STATED TASK: Below is some material; set it all down exactly, apart from the pictures.

Dataset items
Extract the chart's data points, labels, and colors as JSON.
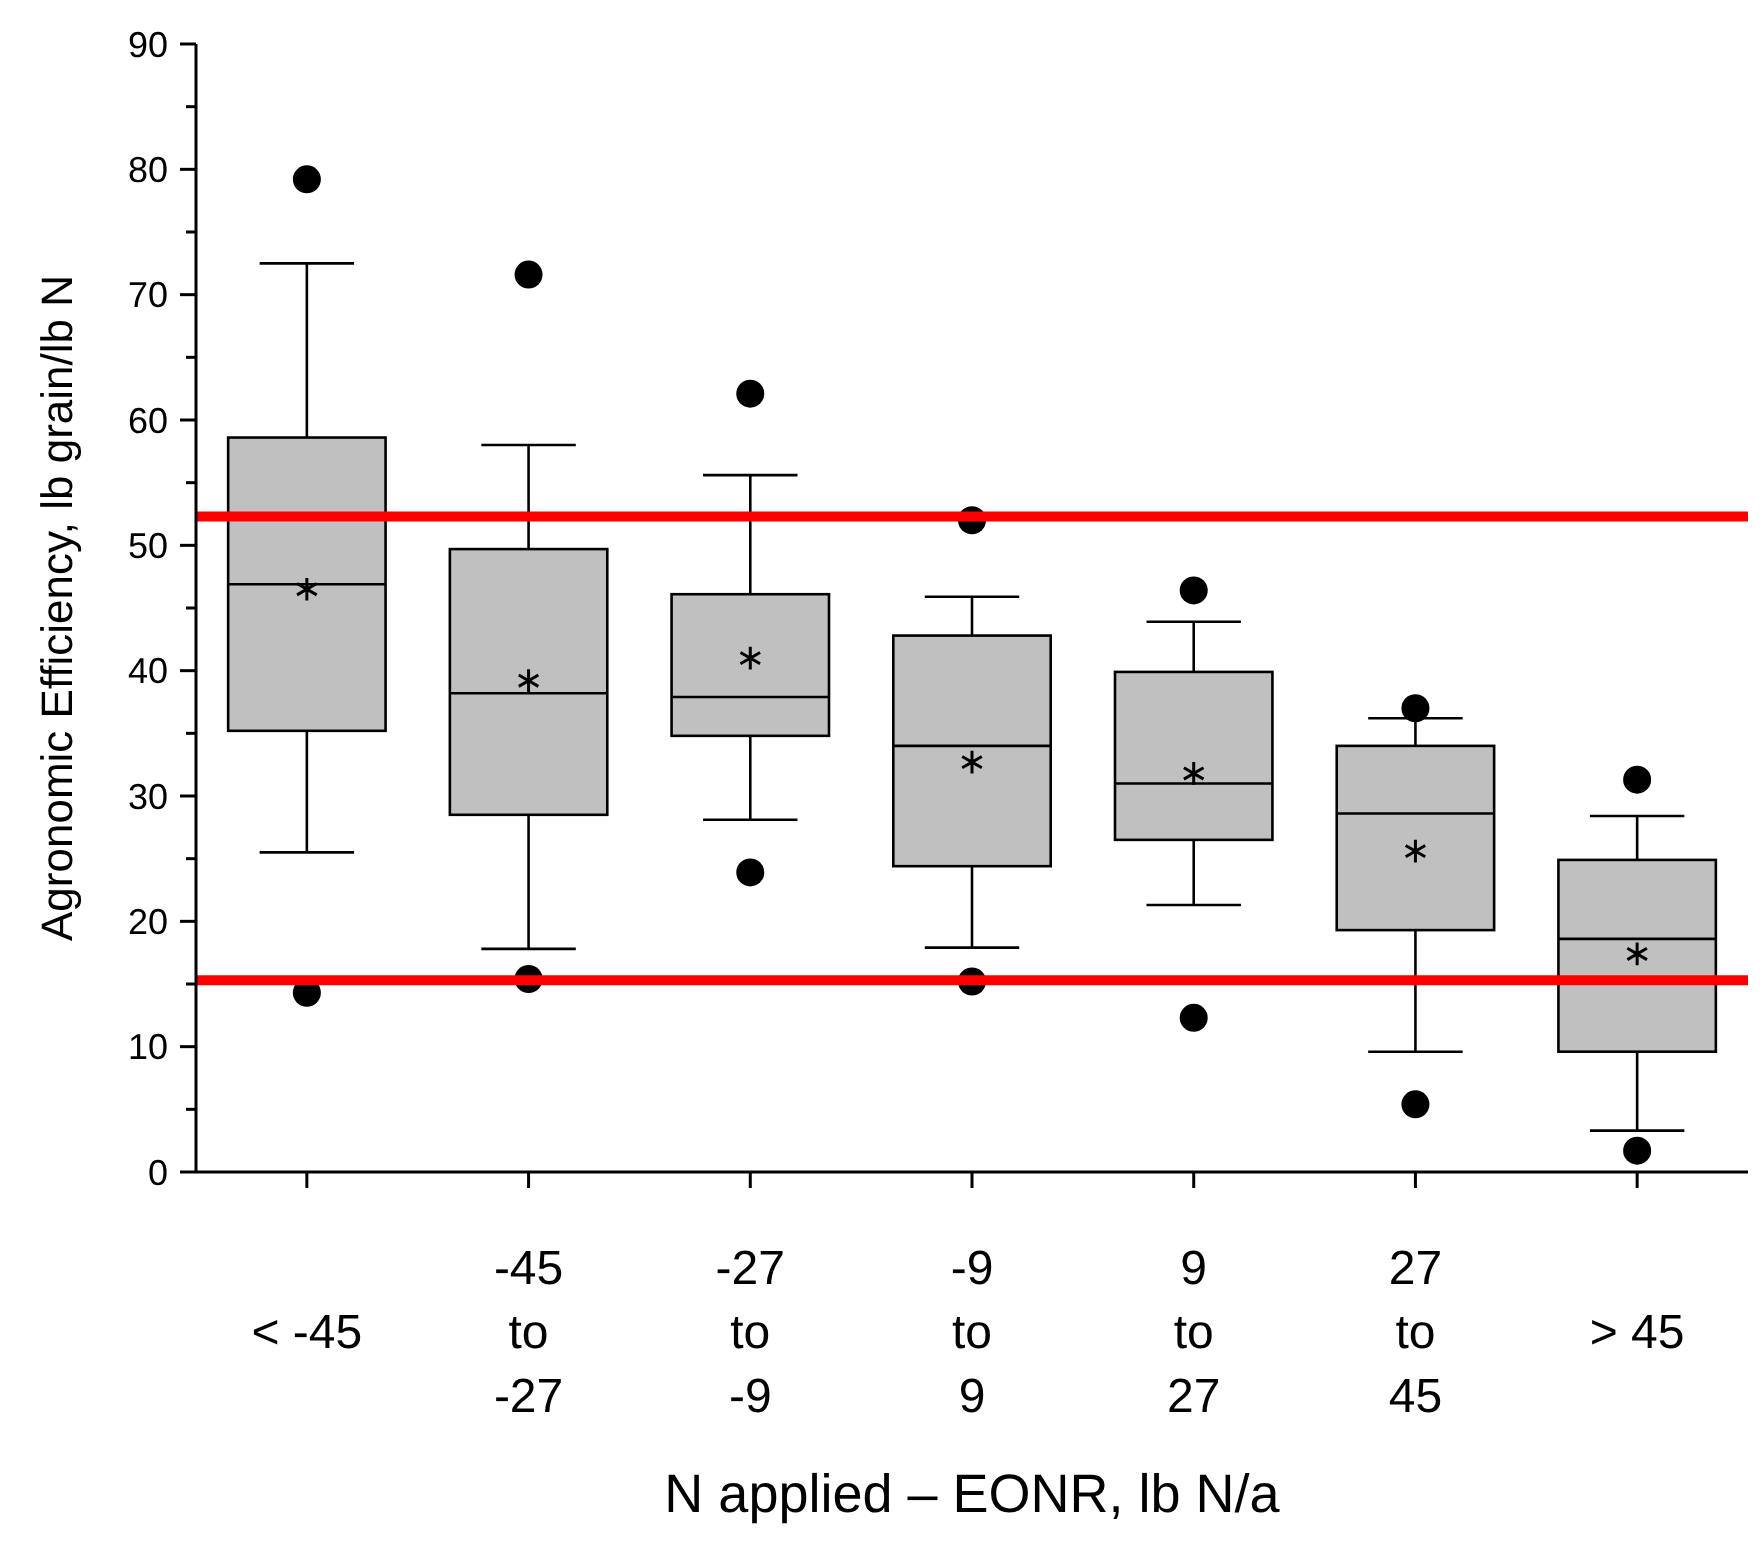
{
  "chart_data": {
    "type": "box",
    "xlabel": "N applied – EONR, lb N/a",
    "ylabel": "Agronomic Efficiency, lb grain/lb N",
    "categories": [
      "< -45",
      "-45\nto\n-27",
      "-27\nto\n-9",
      "-9\nto\n9",
      "9\nto\n27",
      "27\nto\n45",
      "> 45"
    ],
    "color": "#c0c0c0",
    "boxes": [
      {
        "low": 25.5,
        "q1": 35.2,
        "median": 46.9,
        "q3": 58.6,
        "high": 72.5,
        "mean": 46.5,
        "outliers": [
          79.2,
          14.3
        ]
      },
      {
        "low": 17.8,
        "q1": 28.5,
        "median": 38.2,
        "q3": 49.7,
        "high": 58,
        "mean": 39.2,
        "outliers": [
          71.6,
          15.4
        ]
      },
      {
        "low": 28.1,
        "q1": 34.8,
        "median": 37.9,
        "q3": 46.1,
        "high": 55.6,
        "mean": 41,
        "outliers": [
          62.1,
          23.9
        ]
      },
      {
        "low": 17.9,
        "q1": 24.4,
        "median": 34,
        "q3": 42.8,
        "high": 45.9,
        "mean": 32.7,
        "outliers": [
          52,
          15.2
        ]
      },
      {
        "low": 21.3,
        "q1": 26.5,
        "median": 31,
        "q3": 39.9,
        "high": 43.9,
        "mean": 31.8,
        "outliers": [
          46.4,
          12.3
        ]
      },
      {
        "low": 9.6,
        "q1": 19.3,
        "median": 28.6,
        "q3": 34,
        "high": 36.2,
        "mean": 25.6,
        "outliers": [
          37,
          5.4
        ]
      },
      {
        "low": 3.3,
        "q1": 9.6,
        "median": 18.6,
        "q3": 24.9,
        "high": 28.4,
        "mean": 17.4,
        "outliers": [
          31.3,
          1.7
        ]
      }
    ],
    "ylim": [
      0,
      90
    ],
    "yticks": [
      0,
      {
        "value": 5,
        "label": null
      },
      10,
      {
        "value": 15,
        "label": null
      },
      20,
      {
        "value": 25,
        "label": null
      },
      30,
      {
        "value": 35,
        "label": null
      },
      40,
      {
        "value": 45,
        "label": null
      },
      50,
      {
        "value": 55,
        "label": null
      },
      60,
      {
        "value": 65,
        "label": null
      },
      70,
      {
        "value": 75,
        "label": null
      },
      80,
      {
        "value": 85,
        "label": null
      },
      90
    ],
    "ref_lines": [
      {
        "axis": "y",
        "value": 52.3,
        "color": "#ff0000"
      },
      {
        "axis": "y",
        "value": 15.3,
        "color": "#ff0000"
      }
    ]
  }
}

COMPLETE RESPONSE:
Extract the chart's data points, labels, and colors as JSON.
{
  "chart_data": {
    "type": "box",
    "xlabel": "N applied – EONR, lb N/a",
    "ylabel": "Agronomic Efficiency, lb grain/lb N",
    "categories": [
      "< -45",
      "-45\nto\n-27",
      "-27\nto\n-9",
      "-9\nto\n9",
      "9\nto\n27",
      "27\nto\n45",
      "> 45"
    ],
    "color": "#c0c0c0",
    "boxes": [
      {
        "low": 25.5,
        "q1": 35.2,
        "median": 46.9,
        "q3": 58.6,
        "high": 72.5,
        "mean": 46.5,
        "outliers": [
          79.2,
          14.3
        ]
      },
      {
        "low": 17.8,
        "q1": 28.5,
        "median": 38.2,
        "q3": 49.7,
        "high": 58,
        "mean": 39.2,
        "outliers": [
          71.6,
          15.4
        ]
      },
      {
        "low": 28.1,
        "q1": 34.8,
        "median": 37.9,
        "q3": 46.1,
        "high": 55.6,
        "mean": 41,
        "outliers": [
          62.1,
          23.9
        ]
      },
      {
        "low": 17.9,
        "q1": 24.4,
        "median": 34,
        "q3": 42.8,
        "high": 45.9,
        "mean": 32.7,
        "outliers": [
          52,
          15.2
        ]
      },
      {
        "low": 21.3,
        "q1": 26.5,
        "median": 31,
        "q3": 39.9,
        "high": 43.9,
        "mean": 31.8,
        "outliers": [
          46.4,
          12.3
        ]
      },
      {
        "low": 9.6,
        "q1": 19.3,
        "median": 28.6,
        "q3": 34,
        "high": 36.2,
        "mean": 25.6,
        "outliers": [
          37,
          5.4
        ]
      },
      {
        "low": 3.3,
        "q1": 9.6,
        "median": 18.6,
        "q3": 24.9,
        "high": 28.4,
        "mean": 17.4,
        "outliers": [
          31.3,
          1.7
        ]
      }
    ],
    "ylim": [
      0,
      90
    ],
    "yticks": [
      0,
      {
        "value": 5,
        "label": null
      },
      10,
      {
        "value": 15,
        "label": null
      },
      20,
      {
        "value": 25,
        "label": null
      },
      30,
      {
        "value": 35,
        "label": null
      },
      40,
      {
        "value": 45,
        "label": null
      },
      50,
      {
        "value": 55,
        "label": null
      },
      60,
      {
        "value": 65,
        "label": null
      },
      70,
      {
        "value": 75,
        "label": null
      },
      80,
      {
        "value": 85,
        "label": null
      },
      90
    ],
    "ref_lines": [
      {
        "axis": "y",
        "value": 52.3,
        "color": "#ff0000"
      },
      {
        "axis": "y",
        "value": 15.3,
        "color": "#ff0000"
      }
    ]
  }
}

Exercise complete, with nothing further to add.